**The problem:** In the entries that follow, how many lines contain "đang"? Answer with the number only.

===== Supplied records =====

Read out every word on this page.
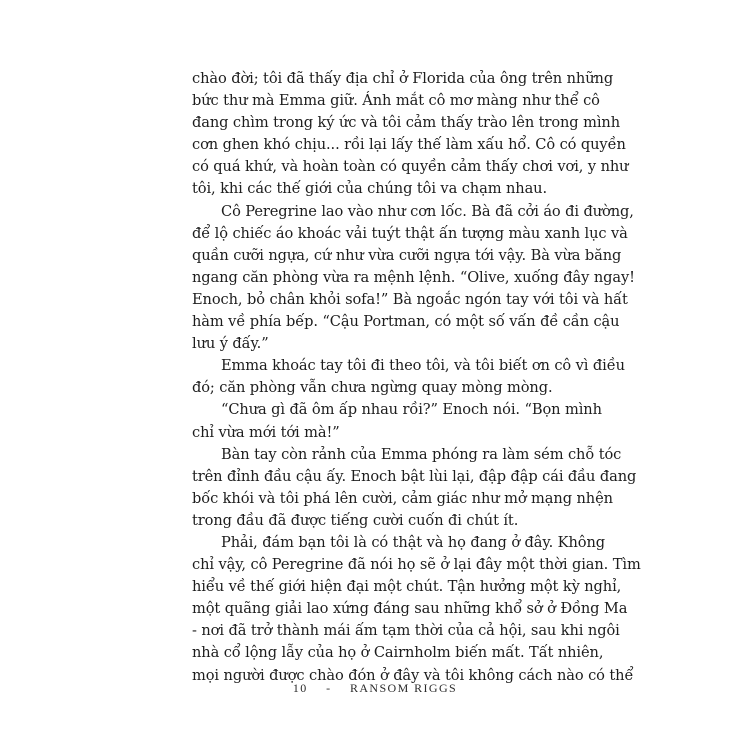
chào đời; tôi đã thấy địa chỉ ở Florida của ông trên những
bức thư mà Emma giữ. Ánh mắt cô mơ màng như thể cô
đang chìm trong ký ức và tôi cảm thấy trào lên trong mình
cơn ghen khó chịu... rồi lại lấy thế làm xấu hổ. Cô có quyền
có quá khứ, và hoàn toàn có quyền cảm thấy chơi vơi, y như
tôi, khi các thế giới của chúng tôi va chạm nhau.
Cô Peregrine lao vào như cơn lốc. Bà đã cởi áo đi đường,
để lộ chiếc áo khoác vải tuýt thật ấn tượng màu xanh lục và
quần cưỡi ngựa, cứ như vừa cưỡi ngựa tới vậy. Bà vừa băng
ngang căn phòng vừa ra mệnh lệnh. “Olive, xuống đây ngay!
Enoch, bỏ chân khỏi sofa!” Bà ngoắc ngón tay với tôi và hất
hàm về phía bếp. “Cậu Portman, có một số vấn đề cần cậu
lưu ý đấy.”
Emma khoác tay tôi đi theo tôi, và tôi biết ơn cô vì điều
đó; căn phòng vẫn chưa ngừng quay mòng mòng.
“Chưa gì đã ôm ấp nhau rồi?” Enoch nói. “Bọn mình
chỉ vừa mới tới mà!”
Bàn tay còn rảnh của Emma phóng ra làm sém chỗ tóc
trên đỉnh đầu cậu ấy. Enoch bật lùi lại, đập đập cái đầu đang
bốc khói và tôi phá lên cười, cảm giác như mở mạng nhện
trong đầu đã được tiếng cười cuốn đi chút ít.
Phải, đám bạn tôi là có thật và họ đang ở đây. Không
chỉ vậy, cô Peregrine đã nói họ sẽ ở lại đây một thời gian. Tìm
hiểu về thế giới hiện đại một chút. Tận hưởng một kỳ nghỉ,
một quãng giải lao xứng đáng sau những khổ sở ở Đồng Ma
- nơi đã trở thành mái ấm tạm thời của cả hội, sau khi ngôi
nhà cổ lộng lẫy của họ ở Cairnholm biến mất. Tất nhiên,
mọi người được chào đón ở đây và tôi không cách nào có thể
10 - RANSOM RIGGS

=====

**Result for this task:** 3